----- THE INPUT
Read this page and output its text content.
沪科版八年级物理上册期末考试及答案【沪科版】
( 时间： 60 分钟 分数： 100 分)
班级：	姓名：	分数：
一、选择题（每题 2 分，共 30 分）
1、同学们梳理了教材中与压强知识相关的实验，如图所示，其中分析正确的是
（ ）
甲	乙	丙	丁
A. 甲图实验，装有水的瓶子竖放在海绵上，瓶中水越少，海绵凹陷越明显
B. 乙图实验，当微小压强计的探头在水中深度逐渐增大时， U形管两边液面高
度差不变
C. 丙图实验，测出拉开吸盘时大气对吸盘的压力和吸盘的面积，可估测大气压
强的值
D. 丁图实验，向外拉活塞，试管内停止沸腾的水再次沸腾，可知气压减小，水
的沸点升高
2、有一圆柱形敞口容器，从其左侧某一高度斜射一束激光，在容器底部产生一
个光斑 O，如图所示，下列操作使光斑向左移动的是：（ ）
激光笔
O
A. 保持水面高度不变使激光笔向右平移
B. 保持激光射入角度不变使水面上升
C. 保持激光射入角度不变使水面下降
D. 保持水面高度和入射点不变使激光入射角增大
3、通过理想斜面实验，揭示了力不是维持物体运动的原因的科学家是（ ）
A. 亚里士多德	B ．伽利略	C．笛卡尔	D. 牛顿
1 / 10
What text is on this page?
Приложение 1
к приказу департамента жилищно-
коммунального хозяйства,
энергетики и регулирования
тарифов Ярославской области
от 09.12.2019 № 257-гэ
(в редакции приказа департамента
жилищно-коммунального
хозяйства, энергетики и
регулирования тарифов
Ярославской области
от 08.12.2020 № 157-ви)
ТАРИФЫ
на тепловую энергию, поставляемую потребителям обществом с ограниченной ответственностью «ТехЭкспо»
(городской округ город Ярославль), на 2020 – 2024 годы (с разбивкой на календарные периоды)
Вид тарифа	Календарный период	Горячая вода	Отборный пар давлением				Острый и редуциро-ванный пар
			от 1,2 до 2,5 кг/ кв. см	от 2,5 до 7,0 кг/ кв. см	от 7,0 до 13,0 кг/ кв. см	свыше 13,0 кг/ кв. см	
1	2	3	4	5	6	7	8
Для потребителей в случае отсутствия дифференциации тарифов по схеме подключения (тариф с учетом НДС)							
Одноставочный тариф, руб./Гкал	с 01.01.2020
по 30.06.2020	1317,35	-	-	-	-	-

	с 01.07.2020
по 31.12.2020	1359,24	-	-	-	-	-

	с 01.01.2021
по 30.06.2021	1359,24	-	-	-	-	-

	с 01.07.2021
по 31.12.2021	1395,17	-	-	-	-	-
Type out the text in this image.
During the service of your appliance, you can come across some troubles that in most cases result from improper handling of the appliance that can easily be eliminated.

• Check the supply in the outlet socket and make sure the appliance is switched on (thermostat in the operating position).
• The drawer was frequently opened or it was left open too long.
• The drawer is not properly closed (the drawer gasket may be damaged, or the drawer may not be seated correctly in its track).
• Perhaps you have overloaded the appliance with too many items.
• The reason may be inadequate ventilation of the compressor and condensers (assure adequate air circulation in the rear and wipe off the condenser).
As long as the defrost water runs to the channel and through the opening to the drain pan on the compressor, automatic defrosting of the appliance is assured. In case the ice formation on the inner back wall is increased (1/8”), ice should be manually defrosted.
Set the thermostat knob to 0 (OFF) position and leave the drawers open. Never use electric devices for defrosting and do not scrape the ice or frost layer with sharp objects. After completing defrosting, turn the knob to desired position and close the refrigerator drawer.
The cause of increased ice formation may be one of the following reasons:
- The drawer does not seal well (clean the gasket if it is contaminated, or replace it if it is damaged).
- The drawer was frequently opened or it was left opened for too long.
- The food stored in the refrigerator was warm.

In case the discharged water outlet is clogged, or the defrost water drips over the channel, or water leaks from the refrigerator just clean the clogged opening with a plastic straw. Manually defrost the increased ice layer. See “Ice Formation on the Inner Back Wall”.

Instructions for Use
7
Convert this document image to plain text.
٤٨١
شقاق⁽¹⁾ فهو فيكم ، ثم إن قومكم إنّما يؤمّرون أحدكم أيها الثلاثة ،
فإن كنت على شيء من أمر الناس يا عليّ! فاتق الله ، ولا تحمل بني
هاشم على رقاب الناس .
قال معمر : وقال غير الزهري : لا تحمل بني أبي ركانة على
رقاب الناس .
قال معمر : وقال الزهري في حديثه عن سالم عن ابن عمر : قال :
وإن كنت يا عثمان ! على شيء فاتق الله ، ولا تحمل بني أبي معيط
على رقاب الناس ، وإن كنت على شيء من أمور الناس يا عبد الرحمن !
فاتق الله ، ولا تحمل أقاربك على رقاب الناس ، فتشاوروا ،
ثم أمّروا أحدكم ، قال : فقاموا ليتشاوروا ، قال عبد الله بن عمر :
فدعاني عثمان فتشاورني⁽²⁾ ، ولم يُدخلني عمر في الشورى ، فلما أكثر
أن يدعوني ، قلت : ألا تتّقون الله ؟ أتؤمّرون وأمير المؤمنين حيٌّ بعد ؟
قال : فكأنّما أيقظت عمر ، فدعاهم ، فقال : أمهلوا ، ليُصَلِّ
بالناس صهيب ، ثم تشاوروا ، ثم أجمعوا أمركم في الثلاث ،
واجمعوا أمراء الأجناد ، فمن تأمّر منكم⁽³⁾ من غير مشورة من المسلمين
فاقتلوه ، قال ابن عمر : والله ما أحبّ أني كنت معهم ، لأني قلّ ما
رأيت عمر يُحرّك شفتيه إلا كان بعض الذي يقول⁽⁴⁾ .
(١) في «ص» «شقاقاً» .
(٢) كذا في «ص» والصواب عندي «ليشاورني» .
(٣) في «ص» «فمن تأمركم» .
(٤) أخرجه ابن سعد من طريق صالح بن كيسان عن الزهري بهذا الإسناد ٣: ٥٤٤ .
----------
* [EXERCISE TASK]: Copy each line of the data exactly, leaving nothing out.

* [OUTPUT BELOW]:
Read this page and output its text content.
沪科版八年级物理上册期末考试及答案【沪科版】
( 时间： 60 分钟 分数： 100 分)
班级：	姓名：	分数：
一、选择题（每题 2 分，共 30 分）
1、同学们梳理了教材中与压强知识相关的实验，如图所示，其中分析正确的是
（ ）
甲	乙	丙	丁
A. 甲图实验，装有水的瓶子竖放在海绵上，瓶中水越少，海绵凹陷越明显
B. 乙图实验，当微小压强计的探头在水中深度逐渐增大时， U形管两边液面高
度差不变
C. 丙图实验，测出拉开吸盘时大气对吸盘的压力和吸盘的面积，可估测大气压
强的值
D. 丁图实验，向外拉活塞，试管内停止沸腾的水再次沸腾，可知气压减小，水
的沸点升高
2、有一圆柱形敞口容器，从其左侧某一高度斜射一束激光，在容器底部产生一
个光斑 O，如图所示，下列操作使光斑向左移动的是：（ ）
激光笔
O
A. 保持水面高度不变使激光笔向右平移
B. 保持激光射入角度不变使水面上升
C. 保持激光射入角度不变使水面下降
D. 保持水面高度和入射点不变使激光入射角增大
3、通过理想斜面实验，揭示了力不是维持物体运动的原因的科学家是（ ）
A. 亚里士多德	B ．伽利略	C．笛卡尔	D. 牛顿
1 / 10
What text is on this page?
Приложение 1
к приказу департамента жилищно-
коммунального хозяйства,
энергетики и регулирования
тарифов Ярославской области
от 09.12.2019 № 257-гэ
(в редакции приказа департамента
жилищно-коммунального
хозяйства, энергетики и
регулирования тарифов
Ярославской области
от 08.12.2020 № 157-ви)
ТАРИФЫ
на тепловую энергию, поставляемую потребителям обществом с ограниченной ответственностью «ТехЭкспо»
(городской округ город Ярославль), на 2020 – 2024 годы (с разбивкой на календарные периоды)
Вид тарифа	Календарный период	Горячая вода	Отборный пар давлением				Острый и редуциро-ванный пар
			от 1,2 до 2,5 кг/ кв. см	от 2,5 до 7,0 кг/ кв. см	от 7,0 до 13,0 кг/ кв. см	свыше 13,0 кг/ кв. см	
1	2	3	4	5	6	7	8
Для потребителей в случае отсутствия дифференциации тарифов по схеме подключения (тариф с учетом НДС)							
Одноставочный тариф, руб./Гкал	с 01.01.2020
по 30.06.2020	1317,35	-	-	-	-	-

	с 01.07.2020
по 31.12.2020	1359,24	-	-	-	-	-

	с 01.01.2021
по 30.06.2021	1359,24	-	-	-	-	-

	с 01.07.2021
по 31.12.2021	1395,17	-	-	-	-	-
Type out the text in this image.
During the service of your appliance, you can come across some troubles that in most cases result from improper handling of the appliance that can easily be eliminated.

• Check the supply in the outlet socket and make sure the appliance is switched on (thermostat in the operating position).
• The drawer was frequently opened or it was left open too long.
• The drawer is not properly closed (the drawer gasket may be damaged, or the drawer may not be seated correctly in its track).
• Perhaps you have overloaded the appliance with too many items.
• The reason may be inadequate ventilation of the compressor and condensers (assure adequate air circulation in the rear and wipe off the condenser).
As long as the defrost water runs to the channel and through the opening to the drain pan on the compressor, automatic defrosting of the appliance is assured. In case the ice formation on the inner back wall is increased (1/8”), ice should be manually defrosted.
Set the thermostat knob to 0 (OFF) position and leave the drawers open. Never use electric devices for defrosting and do not scrape the ice or frost layer with sharp objects. After completing defrosting, turn the knob to desired position and close the refrigerator drawer.
The cause of increased ice formation may be one of the following reasons:
- The drawer does not seal well (clean the gasket if it is contaminated, or replace it if it is damaged).
- The drawer was frequently opened or it was left opened for too long.
- The food stored in the refrigerator was warm.

In case the discharged water outlet is clogged, or the defrost water drips over the channel, or water leaks from the refrigerator just clean the clogged opening with a plastic straw. Manually defrost the increased ice layer. See “Ice Formation on the Inner Back Wall”.

Instructions for Use
7
Convert this document image to plain text.
٤٨١
شقاق⁽¹⁾ فهو فيكم ، ثم إن قومكم إنّما يؤمّرون أحدكم أيها الثلاثة ،
فإن كنت على شيء من أمر الناس يا عليّ! فاتق الله ، ولا تحمل بني
هاشم على رقاب الناس .
قال معمر : وقال غير الزهري : لا تحمل بني أبي ركانة على
رقاب الناس .
قال معمر : وقال الزهري في حديثه عن سالم عن ابن عمر : قال :
وإن كنت يا عثمان ! على شيء فاتق الله ، ولا تحمل بني أبي معيط
على رقاب الناس ، وإن كنت على شيء من أمور الناس يا عبد الرحمن !
فاتق الله ، ولا تحمل أقاربك على رقاب الناس ، فتشاوروا ،
ثم أمّروا أحدكم ، قال : فقاموا ليتشاوروا ، قال عبد الله بن عمر :
فدعاني عثمان فتشاورني⁽²⁾ ، ولم يُدخلني عمر في الشورى ، فلما أكثر
أن يدعوني ، قلت : ألا تتّقون الله ؟ أتؤمّرون وأمير المؤمنين حيٌّ بعد ؟
قال : فكأنّما أيقظت عمر ، فدعاهم ، فقال : أمهلوا ، ليُصَلِّ
بالناس صهيب ، ثم تشاوروا ، ثم أجمعوا أمركم في الثلاث ،
واجمعوا أمراء الأجناد ، فمن تأمّر منكم⁽³⁾ من غير مشورة من المسلمين
فاقتلوه ، قال ابن عمر : والله ما أحبّ أني كنت معهم ، لأني قلّ ما
رأيت عمر يُحرّك شفتيه إلا كان بعض الذي يقول⁽⁴⁾ .
(١) في «ص» «شقاقاً» .
(٢) كذا في «ص» والصواب عندي «ليشاورني» .
(٣) في «ص» «فمن تأمركم» .
(٤) أخرجه ابن سعد من طريق صالح بن كيسان عن الزهري بهذا الإسناد ٣: ٥٤٤ .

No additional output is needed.